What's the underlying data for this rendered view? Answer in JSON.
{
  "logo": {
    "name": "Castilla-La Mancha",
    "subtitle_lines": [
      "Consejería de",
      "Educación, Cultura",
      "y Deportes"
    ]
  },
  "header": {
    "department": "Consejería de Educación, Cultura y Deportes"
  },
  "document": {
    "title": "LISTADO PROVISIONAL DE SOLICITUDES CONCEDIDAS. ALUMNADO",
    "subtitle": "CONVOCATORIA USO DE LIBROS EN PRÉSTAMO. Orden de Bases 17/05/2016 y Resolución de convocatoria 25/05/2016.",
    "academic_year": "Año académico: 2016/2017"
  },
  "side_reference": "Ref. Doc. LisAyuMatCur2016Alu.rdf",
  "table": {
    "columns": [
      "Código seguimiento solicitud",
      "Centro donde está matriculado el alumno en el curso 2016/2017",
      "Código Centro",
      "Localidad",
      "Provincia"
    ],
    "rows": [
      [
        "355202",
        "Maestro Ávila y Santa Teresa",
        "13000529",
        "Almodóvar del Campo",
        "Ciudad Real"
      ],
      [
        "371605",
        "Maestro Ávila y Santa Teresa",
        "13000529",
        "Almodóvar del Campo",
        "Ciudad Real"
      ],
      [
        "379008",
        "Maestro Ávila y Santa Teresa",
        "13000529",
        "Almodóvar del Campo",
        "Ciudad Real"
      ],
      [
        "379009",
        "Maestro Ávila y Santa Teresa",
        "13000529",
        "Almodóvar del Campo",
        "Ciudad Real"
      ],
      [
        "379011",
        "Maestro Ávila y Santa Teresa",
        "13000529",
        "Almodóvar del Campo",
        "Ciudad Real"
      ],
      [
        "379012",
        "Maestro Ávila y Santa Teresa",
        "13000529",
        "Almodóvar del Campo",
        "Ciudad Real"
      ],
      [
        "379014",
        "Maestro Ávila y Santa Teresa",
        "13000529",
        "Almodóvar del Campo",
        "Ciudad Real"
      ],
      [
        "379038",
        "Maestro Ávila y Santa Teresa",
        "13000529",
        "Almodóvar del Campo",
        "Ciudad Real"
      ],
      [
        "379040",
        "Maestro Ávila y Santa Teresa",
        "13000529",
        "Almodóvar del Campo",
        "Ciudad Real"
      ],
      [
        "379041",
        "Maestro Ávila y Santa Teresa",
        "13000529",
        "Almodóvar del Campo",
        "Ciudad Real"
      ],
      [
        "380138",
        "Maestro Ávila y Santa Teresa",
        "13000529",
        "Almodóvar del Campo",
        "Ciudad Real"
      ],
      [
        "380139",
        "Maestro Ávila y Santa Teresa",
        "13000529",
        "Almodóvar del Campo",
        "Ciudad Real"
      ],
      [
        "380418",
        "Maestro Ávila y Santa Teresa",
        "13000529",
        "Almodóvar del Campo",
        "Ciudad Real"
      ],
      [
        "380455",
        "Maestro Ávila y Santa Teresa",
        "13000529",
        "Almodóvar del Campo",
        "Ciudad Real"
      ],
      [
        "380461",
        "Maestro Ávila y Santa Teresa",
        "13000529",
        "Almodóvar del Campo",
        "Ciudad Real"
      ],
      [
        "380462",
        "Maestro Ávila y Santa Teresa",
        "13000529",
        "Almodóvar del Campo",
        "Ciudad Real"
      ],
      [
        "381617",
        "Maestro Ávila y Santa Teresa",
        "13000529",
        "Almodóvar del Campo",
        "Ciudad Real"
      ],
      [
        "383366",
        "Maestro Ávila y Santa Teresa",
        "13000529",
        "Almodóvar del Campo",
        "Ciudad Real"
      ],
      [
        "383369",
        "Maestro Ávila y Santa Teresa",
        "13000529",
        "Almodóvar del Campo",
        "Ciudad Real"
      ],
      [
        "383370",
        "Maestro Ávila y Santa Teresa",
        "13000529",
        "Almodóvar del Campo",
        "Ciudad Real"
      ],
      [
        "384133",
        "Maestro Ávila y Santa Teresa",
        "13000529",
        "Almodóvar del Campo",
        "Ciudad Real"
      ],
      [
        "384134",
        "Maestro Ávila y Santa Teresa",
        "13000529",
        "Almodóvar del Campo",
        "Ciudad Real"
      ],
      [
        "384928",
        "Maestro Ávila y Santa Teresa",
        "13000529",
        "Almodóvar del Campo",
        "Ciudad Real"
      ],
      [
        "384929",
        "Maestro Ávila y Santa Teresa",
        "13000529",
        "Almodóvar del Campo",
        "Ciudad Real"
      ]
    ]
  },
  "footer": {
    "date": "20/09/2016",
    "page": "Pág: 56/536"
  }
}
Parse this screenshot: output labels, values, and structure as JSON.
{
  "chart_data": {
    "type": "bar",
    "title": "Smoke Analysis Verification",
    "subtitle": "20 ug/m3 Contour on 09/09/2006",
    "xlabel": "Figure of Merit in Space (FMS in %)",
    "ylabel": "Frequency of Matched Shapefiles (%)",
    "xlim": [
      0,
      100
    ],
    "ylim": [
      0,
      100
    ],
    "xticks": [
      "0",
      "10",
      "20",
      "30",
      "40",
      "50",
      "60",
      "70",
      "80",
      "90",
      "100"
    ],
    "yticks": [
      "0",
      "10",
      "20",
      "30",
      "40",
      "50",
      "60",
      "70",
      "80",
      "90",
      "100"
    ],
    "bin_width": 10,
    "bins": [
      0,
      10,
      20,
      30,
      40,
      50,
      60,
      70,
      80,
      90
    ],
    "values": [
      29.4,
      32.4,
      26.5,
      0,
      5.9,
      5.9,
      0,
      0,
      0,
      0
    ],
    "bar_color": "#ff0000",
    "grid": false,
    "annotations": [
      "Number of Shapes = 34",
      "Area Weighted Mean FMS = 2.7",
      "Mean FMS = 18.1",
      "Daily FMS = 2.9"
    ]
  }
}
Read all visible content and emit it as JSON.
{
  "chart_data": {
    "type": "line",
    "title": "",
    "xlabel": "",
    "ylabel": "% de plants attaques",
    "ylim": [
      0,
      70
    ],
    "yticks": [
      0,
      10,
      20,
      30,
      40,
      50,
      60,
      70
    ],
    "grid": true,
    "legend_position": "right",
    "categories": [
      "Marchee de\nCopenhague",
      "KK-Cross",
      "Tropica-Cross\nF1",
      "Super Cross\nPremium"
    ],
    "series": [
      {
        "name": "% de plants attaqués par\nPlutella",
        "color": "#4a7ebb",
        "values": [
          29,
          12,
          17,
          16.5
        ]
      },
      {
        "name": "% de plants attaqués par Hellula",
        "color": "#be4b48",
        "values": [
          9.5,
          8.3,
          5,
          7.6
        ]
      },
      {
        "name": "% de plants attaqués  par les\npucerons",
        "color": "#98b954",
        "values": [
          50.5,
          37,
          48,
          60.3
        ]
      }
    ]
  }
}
::::::::::
| TO BE DONE |
Scan the listing above for the word "name" and show each line where it is found.

| OUTPUT OF THE TASK |
    "name": "Castilla-La Mancha",
        "name": "% de plants attaqués par\nPlutella",
        "name": "% de plants attaqués par Hellula",
        "name": "% de plants attaqués  par les\npucerons",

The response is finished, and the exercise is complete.